Keep only the lines of the listing that include the word "Luxury", and copy them.

-- start Material to process --

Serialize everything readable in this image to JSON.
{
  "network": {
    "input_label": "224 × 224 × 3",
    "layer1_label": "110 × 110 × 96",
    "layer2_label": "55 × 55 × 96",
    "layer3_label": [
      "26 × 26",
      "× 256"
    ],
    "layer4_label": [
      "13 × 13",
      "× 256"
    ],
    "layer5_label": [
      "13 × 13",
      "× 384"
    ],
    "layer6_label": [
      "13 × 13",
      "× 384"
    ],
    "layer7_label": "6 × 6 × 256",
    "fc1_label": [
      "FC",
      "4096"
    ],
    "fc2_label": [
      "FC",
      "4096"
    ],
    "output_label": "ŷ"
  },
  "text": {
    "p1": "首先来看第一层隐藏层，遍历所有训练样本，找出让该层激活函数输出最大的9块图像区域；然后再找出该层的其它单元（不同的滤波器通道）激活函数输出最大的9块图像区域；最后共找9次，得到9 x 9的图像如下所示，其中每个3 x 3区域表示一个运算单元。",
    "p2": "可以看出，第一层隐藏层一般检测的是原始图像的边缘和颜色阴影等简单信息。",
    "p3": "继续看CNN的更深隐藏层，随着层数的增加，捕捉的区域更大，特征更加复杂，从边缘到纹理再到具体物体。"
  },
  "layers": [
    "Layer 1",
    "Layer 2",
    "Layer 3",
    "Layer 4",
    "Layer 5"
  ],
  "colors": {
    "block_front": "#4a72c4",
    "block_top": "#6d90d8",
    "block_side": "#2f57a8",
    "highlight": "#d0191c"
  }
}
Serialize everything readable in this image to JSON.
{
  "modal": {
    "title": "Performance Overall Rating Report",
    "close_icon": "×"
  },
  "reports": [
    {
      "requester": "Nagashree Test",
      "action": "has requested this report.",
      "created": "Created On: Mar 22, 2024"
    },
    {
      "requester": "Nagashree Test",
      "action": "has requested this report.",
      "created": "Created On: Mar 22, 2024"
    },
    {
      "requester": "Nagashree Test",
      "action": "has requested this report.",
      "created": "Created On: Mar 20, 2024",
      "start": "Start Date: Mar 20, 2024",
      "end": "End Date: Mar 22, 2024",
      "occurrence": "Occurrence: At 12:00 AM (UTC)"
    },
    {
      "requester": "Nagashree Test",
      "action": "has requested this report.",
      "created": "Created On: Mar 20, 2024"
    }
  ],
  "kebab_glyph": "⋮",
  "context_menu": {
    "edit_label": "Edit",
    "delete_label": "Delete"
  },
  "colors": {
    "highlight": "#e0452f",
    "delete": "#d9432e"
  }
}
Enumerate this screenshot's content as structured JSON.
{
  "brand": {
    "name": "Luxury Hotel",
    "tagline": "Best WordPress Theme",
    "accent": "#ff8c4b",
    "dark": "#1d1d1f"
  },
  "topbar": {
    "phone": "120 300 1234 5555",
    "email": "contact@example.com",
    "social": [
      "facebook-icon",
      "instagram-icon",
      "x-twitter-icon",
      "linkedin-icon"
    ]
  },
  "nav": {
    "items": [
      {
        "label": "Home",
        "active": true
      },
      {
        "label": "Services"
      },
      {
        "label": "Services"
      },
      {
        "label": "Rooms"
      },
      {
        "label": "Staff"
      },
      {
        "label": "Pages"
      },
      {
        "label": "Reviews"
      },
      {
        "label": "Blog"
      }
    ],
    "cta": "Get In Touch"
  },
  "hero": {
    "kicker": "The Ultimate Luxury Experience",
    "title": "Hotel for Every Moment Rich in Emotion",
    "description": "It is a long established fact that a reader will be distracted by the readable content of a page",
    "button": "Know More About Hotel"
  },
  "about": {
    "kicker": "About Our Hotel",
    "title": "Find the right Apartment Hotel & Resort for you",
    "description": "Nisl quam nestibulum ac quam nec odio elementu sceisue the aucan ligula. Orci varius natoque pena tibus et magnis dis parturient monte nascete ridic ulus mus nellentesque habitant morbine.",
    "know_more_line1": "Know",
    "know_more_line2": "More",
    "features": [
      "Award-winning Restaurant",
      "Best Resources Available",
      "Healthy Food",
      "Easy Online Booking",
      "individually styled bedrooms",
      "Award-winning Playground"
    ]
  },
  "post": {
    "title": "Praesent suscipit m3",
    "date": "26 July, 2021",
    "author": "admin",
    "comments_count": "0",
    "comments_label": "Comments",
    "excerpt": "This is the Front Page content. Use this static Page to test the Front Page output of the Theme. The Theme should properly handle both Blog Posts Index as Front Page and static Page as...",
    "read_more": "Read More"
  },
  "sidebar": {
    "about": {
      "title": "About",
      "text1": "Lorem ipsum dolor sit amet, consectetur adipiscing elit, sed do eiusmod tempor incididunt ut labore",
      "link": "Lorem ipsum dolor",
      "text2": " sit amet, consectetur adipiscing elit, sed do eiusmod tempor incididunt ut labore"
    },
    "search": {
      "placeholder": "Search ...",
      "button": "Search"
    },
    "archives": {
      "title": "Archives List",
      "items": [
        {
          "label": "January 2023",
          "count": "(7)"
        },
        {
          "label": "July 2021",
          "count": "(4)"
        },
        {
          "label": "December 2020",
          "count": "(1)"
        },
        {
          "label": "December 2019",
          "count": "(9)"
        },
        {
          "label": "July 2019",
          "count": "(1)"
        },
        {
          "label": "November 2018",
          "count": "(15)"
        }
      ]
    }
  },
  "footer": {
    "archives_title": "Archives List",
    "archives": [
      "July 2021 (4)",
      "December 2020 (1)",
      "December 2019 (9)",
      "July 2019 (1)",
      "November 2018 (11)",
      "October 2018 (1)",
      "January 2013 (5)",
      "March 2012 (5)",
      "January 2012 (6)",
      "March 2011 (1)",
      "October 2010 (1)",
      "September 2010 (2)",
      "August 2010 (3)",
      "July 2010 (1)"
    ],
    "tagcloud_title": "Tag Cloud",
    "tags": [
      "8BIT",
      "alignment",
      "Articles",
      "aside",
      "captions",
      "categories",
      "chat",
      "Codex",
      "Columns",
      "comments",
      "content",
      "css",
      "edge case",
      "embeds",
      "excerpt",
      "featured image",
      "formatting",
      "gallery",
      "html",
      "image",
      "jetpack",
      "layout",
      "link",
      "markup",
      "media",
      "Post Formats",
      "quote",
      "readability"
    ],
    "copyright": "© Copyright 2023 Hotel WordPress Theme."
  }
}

-- end Material to process --

- **Solution below**
    "name": "Luxury Hotel",
    "kicker": "The Ultimate Luxury Experience",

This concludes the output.